Search the material for the string "Connecticut" and copy each line where it occurs.

■ **Supplied material**
◆ ◆ ◆ ◆ ◆

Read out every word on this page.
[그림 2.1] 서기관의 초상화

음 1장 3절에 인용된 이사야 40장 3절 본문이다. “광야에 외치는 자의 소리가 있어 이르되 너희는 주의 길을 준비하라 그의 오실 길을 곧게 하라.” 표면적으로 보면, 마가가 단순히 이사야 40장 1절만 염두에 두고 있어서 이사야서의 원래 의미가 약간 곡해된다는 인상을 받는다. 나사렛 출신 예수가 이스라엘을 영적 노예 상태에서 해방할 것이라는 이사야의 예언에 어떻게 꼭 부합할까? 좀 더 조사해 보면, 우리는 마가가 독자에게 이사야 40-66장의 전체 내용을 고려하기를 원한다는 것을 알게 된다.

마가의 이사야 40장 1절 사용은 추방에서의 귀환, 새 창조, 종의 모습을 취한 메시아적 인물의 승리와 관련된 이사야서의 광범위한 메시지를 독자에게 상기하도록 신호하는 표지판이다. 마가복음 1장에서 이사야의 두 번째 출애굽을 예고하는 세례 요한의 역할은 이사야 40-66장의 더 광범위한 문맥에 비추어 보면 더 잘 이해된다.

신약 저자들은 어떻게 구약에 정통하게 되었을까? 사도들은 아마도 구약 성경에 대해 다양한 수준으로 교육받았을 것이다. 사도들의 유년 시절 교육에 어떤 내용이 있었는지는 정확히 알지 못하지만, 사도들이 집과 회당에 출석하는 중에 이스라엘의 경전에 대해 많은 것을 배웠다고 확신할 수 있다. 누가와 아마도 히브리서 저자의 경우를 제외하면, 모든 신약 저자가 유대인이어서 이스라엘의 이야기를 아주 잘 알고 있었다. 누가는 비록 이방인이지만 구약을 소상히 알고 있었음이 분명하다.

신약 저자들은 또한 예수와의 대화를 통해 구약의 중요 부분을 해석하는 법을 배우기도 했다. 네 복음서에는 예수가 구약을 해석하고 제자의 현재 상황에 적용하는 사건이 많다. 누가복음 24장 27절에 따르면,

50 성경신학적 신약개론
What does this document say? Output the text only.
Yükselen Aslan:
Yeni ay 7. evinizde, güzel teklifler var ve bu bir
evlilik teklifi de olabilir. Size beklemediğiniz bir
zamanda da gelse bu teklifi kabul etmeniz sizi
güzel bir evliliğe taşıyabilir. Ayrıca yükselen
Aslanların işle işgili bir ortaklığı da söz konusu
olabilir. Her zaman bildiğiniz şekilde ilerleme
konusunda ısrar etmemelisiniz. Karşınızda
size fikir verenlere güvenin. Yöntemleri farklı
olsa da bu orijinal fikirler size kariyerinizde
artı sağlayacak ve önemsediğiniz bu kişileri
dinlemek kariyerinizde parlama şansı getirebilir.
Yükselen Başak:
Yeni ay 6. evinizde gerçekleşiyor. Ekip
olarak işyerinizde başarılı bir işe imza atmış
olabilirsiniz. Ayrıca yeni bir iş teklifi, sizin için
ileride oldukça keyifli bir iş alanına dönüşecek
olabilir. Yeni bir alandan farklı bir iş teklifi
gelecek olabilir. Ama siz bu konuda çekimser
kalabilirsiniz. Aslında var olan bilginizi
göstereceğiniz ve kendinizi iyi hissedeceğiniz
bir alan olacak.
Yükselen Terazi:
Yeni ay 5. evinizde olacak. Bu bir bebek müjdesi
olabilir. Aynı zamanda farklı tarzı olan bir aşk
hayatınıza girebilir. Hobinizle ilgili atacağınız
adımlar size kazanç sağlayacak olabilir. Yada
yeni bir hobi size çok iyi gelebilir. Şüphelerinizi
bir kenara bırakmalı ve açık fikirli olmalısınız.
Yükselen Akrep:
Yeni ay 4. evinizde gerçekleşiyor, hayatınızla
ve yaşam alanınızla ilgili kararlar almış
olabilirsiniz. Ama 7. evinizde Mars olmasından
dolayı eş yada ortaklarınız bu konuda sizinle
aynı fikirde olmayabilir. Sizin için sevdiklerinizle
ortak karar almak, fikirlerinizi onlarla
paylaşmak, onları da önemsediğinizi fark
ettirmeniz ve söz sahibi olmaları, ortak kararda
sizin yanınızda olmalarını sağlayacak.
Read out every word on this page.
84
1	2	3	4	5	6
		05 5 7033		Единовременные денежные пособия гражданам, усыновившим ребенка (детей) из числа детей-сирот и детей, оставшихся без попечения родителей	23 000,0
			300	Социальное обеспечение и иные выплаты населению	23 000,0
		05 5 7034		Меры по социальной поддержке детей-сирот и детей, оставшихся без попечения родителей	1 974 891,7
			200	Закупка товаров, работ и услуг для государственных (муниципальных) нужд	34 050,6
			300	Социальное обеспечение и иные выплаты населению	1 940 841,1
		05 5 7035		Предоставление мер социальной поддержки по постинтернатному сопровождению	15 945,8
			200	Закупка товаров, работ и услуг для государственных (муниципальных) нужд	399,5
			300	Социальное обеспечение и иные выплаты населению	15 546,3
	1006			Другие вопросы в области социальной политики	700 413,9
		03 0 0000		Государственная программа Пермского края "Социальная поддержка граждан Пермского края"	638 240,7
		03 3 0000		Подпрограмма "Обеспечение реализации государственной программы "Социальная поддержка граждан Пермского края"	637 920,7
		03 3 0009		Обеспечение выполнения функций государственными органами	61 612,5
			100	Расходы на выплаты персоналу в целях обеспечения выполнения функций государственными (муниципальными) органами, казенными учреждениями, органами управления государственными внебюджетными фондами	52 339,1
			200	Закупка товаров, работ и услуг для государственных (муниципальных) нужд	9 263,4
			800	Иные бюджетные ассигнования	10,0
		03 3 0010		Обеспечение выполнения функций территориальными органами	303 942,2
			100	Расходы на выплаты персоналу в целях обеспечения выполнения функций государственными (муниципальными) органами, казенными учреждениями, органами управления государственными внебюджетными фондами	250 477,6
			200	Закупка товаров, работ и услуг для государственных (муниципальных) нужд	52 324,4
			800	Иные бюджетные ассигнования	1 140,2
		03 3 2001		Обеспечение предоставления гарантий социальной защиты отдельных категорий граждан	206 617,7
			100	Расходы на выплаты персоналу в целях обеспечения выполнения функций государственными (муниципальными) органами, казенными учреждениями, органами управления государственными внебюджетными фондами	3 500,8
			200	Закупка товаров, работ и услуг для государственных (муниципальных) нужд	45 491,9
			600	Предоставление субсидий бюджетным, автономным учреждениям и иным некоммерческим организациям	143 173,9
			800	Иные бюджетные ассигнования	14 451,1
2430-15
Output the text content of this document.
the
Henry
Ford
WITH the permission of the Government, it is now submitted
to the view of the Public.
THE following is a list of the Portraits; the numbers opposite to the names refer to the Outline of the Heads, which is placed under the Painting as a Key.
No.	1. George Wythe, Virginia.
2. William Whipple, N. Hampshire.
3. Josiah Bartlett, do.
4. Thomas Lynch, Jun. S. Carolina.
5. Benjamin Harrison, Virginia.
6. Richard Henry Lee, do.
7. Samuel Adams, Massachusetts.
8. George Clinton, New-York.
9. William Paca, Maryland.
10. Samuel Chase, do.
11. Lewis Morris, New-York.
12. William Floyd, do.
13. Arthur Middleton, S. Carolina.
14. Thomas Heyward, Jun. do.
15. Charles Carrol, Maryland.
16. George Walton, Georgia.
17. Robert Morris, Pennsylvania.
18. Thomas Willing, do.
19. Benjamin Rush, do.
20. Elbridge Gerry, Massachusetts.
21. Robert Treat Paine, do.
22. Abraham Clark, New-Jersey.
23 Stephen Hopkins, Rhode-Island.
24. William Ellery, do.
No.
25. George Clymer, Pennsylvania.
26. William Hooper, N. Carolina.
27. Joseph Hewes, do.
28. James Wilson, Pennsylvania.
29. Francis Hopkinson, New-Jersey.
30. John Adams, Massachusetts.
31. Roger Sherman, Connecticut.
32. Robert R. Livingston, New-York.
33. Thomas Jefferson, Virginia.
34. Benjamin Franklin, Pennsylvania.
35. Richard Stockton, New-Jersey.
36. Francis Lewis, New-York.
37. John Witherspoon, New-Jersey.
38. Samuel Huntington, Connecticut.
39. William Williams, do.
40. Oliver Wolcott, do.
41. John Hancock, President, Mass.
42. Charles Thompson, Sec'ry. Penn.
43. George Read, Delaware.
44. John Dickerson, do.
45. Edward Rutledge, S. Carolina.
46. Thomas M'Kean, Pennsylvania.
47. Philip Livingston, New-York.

◆ ◆ ◆ ◆ ◆

■ **Problem solution**
31. Roger Sherman, Connecticut.
38. Samuel Huntington, Connecticut.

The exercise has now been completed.